- [What to do]: Scan the entries below. List each line with "years".

- [Data excerpts]:
········

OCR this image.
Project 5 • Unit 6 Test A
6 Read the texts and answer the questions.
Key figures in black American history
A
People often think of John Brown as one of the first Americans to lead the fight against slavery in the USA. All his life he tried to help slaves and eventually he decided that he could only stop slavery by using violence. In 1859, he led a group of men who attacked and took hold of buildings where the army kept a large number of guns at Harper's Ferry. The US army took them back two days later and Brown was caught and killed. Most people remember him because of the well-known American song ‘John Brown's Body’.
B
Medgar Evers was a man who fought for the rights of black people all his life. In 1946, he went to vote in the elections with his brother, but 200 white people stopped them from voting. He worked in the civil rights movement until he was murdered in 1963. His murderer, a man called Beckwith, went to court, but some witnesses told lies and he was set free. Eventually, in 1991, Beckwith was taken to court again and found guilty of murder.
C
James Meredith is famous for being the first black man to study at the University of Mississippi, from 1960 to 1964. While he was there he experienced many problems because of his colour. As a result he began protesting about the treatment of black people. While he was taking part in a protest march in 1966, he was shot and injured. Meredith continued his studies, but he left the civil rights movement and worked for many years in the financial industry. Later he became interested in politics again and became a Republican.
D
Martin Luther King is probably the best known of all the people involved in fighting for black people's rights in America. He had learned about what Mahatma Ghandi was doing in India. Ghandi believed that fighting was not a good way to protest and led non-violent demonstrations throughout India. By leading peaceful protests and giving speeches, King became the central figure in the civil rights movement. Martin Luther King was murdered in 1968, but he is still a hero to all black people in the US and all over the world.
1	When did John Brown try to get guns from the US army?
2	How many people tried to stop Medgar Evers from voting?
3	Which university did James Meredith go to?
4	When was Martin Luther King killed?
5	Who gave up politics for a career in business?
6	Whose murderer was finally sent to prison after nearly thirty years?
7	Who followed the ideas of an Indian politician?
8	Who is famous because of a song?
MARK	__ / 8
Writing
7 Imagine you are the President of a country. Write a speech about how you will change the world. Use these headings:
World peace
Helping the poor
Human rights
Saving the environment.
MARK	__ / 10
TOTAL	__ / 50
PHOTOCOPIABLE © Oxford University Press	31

········

- [Correct result]:
James Meredith is famous for being the first black man to study at the University of Mississippi, from 1960 to 1964. While he was there he experienced many problems because of his colour. As a result he began protesting about the treatment of black people. While he was taking part in a protest march in 1966, he was shot and injured. Meredith continued his studies, but he left the civil rights movement and worked for many years in the financial industry. Later he became interested in politics again and became a Republican.
6	Whose murderer was finally sent to prison after nearly thirty years?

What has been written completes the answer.